• Exercise details:
Filter out everything except lines holding "pagkakakilanlan".

= = = = =

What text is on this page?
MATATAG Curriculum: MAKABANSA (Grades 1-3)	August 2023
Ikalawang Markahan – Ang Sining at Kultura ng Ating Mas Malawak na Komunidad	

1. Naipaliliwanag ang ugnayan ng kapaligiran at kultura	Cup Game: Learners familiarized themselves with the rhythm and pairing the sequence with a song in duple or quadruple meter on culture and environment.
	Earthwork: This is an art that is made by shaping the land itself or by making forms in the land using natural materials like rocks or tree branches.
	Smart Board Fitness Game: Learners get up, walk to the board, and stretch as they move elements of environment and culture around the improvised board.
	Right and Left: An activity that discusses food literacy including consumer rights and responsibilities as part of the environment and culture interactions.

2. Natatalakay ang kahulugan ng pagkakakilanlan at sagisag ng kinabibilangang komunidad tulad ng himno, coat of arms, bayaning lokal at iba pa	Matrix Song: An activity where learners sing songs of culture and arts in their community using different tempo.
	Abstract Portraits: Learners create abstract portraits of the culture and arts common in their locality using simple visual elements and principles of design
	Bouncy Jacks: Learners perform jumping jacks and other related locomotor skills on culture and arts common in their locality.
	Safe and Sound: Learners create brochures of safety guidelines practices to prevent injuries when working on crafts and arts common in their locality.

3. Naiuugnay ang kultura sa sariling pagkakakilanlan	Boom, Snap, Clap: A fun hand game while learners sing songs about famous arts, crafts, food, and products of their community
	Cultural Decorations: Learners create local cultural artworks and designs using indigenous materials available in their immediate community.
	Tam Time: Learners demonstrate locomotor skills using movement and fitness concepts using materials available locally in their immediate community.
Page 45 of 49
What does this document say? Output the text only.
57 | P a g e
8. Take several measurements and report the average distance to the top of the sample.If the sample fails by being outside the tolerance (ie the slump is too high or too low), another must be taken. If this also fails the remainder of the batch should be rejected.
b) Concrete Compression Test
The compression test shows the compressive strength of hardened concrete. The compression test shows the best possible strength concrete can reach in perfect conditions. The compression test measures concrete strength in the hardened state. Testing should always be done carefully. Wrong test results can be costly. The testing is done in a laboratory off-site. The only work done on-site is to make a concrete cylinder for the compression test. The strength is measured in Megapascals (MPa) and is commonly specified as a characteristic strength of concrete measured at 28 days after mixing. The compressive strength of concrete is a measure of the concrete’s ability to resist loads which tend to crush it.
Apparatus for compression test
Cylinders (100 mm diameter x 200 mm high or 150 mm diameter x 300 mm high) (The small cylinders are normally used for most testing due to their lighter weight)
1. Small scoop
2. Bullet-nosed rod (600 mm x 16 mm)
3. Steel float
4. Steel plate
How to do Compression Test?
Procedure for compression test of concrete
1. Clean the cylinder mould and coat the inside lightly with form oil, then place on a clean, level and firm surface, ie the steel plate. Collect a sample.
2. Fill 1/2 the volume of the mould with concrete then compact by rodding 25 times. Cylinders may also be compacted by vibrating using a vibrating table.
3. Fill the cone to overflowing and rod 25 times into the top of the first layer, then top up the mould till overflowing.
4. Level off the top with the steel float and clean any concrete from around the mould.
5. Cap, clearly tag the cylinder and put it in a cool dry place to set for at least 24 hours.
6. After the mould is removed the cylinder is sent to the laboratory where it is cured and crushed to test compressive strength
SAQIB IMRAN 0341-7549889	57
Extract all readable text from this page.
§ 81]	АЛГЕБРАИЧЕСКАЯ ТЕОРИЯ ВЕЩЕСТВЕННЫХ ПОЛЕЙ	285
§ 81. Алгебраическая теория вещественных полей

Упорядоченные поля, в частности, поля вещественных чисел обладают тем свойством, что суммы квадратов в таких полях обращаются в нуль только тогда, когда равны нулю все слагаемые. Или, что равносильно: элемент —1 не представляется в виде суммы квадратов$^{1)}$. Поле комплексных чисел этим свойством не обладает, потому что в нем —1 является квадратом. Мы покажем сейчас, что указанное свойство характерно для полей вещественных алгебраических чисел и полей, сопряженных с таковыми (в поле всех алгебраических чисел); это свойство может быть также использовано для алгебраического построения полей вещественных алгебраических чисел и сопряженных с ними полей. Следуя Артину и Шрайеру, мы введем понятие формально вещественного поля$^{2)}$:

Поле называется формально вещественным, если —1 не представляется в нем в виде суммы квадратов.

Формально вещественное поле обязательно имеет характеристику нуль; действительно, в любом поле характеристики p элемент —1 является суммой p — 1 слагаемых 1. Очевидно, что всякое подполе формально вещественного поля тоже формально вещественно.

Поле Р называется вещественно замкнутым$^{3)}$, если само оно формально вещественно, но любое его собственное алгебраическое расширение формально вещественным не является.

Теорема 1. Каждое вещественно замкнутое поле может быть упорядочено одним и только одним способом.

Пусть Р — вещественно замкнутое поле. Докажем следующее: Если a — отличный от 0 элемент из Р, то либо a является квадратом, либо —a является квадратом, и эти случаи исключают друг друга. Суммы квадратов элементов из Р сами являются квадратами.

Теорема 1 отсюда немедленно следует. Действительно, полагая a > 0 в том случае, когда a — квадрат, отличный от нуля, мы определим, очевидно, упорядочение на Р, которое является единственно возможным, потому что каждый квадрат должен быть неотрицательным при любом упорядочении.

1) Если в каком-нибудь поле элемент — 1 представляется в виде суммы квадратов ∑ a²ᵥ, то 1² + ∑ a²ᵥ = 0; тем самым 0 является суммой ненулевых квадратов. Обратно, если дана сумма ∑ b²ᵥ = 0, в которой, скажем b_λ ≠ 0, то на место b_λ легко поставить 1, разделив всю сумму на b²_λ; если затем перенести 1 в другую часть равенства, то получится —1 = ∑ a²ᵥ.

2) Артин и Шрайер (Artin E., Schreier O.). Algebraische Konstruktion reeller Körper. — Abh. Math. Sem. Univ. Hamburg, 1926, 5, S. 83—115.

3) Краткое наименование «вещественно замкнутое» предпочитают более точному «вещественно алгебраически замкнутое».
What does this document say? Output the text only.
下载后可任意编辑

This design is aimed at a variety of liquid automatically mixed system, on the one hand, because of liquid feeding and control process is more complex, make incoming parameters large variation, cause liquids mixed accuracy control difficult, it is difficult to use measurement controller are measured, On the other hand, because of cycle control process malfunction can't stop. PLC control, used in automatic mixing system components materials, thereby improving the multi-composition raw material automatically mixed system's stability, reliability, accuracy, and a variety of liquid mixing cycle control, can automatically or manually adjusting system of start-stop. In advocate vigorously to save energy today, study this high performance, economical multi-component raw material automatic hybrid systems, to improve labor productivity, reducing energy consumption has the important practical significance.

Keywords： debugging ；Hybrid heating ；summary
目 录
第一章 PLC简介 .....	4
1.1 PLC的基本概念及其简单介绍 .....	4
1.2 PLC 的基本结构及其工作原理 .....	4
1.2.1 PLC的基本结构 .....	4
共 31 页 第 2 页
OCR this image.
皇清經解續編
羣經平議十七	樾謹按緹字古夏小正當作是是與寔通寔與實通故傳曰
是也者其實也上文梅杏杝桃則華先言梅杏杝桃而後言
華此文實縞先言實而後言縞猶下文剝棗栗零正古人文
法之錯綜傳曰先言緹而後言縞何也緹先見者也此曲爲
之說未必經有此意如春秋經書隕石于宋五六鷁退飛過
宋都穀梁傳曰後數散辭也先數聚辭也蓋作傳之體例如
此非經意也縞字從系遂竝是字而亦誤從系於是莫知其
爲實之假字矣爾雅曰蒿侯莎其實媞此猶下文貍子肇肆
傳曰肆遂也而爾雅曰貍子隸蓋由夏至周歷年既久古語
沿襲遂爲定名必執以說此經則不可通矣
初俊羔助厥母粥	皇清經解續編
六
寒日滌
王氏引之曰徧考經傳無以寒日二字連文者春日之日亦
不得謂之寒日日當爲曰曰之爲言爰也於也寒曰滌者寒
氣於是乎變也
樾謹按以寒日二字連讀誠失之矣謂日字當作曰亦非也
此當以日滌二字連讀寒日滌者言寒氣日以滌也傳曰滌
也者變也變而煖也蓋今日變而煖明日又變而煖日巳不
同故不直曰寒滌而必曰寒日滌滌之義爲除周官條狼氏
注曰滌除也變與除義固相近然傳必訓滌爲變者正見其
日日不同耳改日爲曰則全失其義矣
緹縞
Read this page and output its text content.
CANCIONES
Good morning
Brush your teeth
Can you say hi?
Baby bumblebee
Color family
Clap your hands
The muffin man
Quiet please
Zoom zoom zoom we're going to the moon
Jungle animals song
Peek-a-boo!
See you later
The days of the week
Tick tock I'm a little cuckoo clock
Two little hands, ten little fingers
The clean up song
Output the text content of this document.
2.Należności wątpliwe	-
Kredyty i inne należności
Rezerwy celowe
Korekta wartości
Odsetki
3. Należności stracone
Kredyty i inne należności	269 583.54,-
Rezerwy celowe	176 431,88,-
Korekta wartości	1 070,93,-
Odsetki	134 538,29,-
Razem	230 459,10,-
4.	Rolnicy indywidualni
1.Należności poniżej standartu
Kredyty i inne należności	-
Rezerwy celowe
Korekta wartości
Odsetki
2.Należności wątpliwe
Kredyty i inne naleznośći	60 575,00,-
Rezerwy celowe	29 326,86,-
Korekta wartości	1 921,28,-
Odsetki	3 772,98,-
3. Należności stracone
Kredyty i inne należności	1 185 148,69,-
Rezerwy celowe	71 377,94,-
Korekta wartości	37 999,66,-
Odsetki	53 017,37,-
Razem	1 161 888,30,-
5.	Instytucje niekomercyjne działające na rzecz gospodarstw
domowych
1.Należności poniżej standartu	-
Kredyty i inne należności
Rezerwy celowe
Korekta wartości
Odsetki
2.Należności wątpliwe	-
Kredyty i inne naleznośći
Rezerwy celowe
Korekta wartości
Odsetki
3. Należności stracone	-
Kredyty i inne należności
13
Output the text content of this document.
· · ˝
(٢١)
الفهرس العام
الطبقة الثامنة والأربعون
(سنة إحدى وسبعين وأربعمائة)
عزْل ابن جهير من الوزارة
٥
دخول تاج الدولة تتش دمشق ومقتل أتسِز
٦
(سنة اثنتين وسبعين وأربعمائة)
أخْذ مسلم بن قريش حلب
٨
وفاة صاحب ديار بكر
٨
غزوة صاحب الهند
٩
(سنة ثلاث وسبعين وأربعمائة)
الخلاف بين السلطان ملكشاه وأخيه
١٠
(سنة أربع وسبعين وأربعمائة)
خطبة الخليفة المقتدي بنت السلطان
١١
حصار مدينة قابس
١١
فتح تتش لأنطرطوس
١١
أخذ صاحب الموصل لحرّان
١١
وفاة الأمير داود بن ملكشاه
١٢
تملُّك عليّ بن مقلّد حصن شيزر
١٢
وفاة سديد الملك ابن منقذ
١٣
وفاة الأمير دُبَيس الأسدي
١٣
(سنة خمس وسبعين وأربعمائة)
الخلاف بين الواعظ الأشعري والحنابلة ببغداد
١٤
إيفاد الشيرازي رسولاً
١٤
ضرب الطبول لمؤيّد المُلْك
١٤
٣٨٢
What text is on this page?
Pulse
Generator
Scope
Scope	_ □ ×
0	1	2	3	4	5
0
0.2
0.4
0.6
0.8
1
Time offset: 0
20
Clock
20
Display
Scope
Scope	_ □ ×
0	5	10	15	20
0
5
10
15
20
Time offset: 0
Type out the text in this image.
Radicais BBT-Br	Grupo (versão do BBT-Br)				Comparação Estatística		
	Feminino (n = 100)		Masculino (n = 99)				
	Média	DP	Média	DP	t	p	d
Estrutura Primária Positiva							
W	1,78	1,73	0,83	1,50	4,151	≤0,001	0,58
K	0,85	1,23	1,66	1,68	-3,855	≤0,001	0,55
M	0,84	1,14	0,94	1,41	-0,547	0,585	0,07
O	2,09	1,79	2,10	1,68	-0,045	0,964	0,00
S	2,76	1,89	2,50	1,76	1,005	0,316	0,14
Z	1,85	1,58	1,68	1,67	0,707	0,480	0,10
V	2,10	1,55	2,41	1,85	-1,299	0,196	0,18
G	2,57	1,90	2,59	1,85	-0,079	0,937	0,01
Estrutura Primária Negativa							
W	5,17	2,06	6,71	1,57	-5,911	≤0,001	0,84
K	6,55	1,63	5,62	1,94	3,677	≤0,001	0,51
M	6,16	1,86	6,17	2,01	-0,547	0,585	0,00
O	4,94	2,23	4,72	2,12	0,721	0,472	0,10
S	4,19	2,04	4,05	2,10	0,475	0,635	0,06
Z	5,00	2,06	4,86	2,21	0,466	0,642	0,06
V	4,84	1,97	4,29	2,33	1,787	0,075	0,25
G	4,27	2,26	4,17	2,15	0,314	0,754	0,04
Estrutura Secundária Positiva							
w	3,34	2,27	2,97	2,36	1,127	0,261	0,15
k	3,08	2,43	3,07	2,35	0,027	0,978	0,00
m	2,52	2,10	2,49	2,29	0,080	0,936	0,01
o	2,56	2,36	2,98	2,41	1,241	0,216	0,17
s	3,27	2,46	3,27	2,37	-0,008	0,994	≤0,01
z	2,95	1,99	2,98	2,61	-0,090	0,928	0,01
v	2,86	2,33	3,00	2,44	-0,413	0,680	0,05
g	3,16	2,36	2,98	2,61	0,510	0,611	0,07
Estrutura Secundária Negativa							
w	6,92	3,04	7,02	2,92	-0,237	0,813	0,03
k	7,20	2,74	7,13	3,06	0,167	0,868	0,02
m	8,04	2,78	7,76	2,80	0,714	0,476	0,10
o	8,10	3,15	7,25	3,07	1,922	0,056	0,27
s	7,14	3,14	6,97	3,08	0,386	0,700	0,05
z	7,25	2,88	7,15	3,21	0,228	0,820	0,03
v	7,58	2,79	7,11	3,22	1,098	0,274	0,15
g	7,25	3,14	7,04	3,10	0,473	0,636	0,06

= = = = =

• Task result:
2. Natatalakay ang kahulugan ng pagkakakilanlan at sagisag ng kinabibilangang komunidad tulad ng himno, coat of arms, bayaning lokal at iba pa	Matrix Song: An activity where learners sing songs of culture and arts in their community using different tempo.
3. Naiuugnay ang kultura sa sariling pagkakakilanlan	Boom, Snap, Clap: A fun hand game while learners sing songs about famous arts, crafts, food, and products of their community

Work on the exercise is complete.